• Work to do: Reproduce the listing below without any change.

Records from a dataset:
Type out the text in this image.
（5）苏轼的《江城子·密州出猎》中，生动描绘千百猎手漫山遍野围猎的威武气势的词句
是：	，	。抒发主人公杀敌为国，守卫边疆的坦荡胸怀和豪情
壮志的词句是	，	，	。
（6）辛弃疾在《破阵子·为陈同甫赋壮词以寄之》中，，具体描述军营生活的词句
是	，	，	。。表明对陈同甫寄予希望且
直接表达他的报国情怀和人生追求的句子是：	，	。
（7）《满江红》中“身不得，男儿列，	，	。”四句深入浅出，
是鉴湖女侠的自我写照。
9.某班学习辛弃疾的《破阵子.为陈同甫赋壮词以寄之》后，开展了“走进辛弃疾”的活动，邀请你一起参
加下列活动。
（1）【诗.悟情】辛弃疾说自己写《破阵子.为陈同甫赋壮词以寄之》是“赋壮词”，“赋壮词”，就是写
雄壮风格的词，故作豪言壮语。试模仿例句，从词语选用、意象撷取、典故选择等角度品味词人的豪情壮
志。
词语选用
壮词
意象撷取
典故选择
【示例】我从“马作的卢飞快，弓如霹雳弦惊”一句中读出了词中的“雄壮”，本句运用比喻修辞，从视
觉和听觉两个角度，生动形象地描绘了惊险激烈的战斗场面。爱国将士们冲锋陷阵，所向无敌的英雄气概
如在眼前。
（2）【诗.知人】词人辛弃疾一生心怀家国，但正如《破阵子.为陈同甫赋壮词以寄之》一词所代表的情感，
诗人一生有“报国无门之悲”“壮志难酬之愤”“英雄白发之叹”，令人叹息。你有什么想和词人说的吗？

• Expected output:
Type out the text in this image.
（5）苏轼的《江城子·密州出猎》中，生动描绘千百猎手漫山遍野围猎的威武气势的词句
是：	，	。抒发主人公杀敌为国，守卫边疆的坦荡胸怀和豪情
壮志的词句是	，	，	。
（6）辛弃疾在《破阵子·为陈同甫赋壮词以寄之》中，，具体描述军营生活的词句
是	，	，	。。表明对陈同甫寄予希望且
直接表达他的报国情怀和人生追求的句子是：	，	。
（7）《满江红》中“身不得，男儿列，	，	。”四句深入浅出，
是鉴湖女侠的自我写照。
9.某班学习辛弃疾的《破阵子.为陈同甫赋壮词以寄之》后，开展了“走进辛弃疾”的活动，邀请你一起参
加下列活动。
（1）【诗.悟情】辛弃疾说自己写《破阵子.为陈同甫赋壮词以寄之》是“赋壮词”，“赋壮词”，就是写
雄壮风格的词，故作豪言壮语。试模仿例句，从词语选用、意象撷取、典故选择等角度品味词人的豪情壮
志。
词语选用
壮词
意象撷取
典故选择
【示例】我从“马作的卢飞快，弓如霹雳弦惊”一句中读出了词中的“雄壮”，本句运用比喻修辞，从视
觉和听觉两个角度，生动形象地描绘了惊险激烈的战斗场面。爱国将士们冲锋陷阵，所向无敌的英雄气概
如在眼前。
（2）【诗.知人】词人辛弃疾一生心怀家国，但正如《破阵子.为陈同甫赋壮词以寄之》一词所代表的情感，
诗人一生有“报国无门之悲”“壮志难酬之愤”“英雄白发之叹”，令人叹息。你有什么想和词人说的吗？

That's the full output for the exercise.